**TRECHO PARA LEITURA:**
————————

Ao norte da Grande Vitória, as cidades de Aracruz e Linhares têm dinamizado suas economias com a expansão de um grande complexo portuário e industrial, impulsionadas também pelas políticas de incentivos públicos, tais como a Sudene e a nova Zona de Processamento de Exportação. Ao sul, a economia do petróleo descarrega milhões em royalties em Marataízes, Presidente Kennedy e Itapemirim, três cidades pequenas que viram seu orçamento per capita disparar, alcançando o topo do ranking capixaba.
Enquanto isso, na Grande Vitória, que é o centro do poder político e econômico do Espírito Santo, a Serra parece ter assumido uma posição de destaque no que se refere a obras estruturantes. Isso pode compensar economicamente a interiorização dos investimentos públicos e privados. Tais investimentos têm vindo, em grande parte, na forma de novas ou melhoradas rodovias, estradas e acessos. Na prática, já está em curso o terceiro ciclo rodoviário da cidade. Algumas obras já saíram do papel, como a nova Rotatória do Ó e o Complexo Viário de Carapina, mas os projetos promissores são os Contornos do Mestre Álvaro e de Jacaraípe (ambos em execução), além da terceira ligação entre Serra e Vitória (em fase de projeto).

————————

**DESCRIÇÃO DO PROBLEMA:**
Escreva a continuação do trecho sobre a economia e as obras viárias do Espírito Santo, começando logo após a frase final sobre a terceira ligação entre Serra e Vitória.

**MATERIAL COLETADO:**
————————

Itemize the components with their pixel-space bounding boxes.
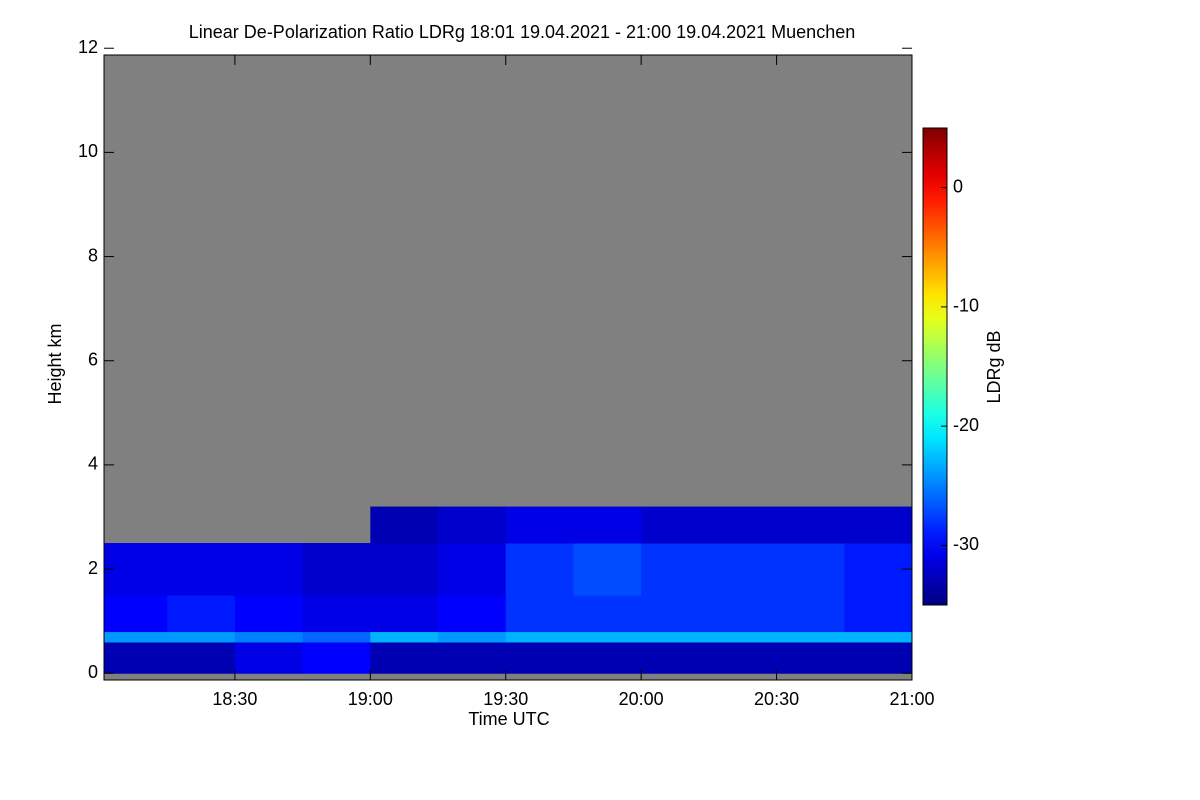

————————

**RESPOSTA:**
Quando elevada à condição de cidade, em 1875, a Serra era uma cidade pequena e de difícil acesso. Por terra, não havia muitas soluções transitáveis; a única via carroçável era a estrada geral da costa, que anos antes os exploradores Maximiliano Wied e Auguste de Saint-Hilaire relataram como tendo péssimas condições. Esta estrada bifurcava-se em outras pequenas estradas, ainda mais precárias, para chegar ao distrito de Carapina e a Serra Sede. Naquele período, os caminhos mais viáveis para se deslocar eram fluviais, por meio do Canal dos Escravos (que existe até hoje) e o Rio Santa Maria da Vitória, através da Freguesia de São José do Queimado.
A primeira grande mudança ocorreu no início da década de 1920; nesse período, o modal fluvial estava em declínio, o que gerou um isolamento logístico da Serra. Quando assumiu o poder no estado em maio de 1920, o governador Nestor Gomes designou o secretário do Interior e Justiça para construir uma estrada entre Serra e Vitória. Assim, a primeira via terrestre minimamente estruturada entre as duas cidades foi estabelecida. Os governadores subsequentes a Nestor Gomes, tanto Florentino Ávidos (1924) quanto Aristeu Borges de Aguiar (1928), investiram em melhorias das estradas de rodagem, tanto entre Serra e Vitória, quanto entre Serra e Nova Almeida – que na época não era território serrano. Esse primeiro ciclo rodoviário se encerrou com a ascensão de Getúlio Vargas ao poder no Brasil e o estabelecimento de um interventor no Espírito Santo.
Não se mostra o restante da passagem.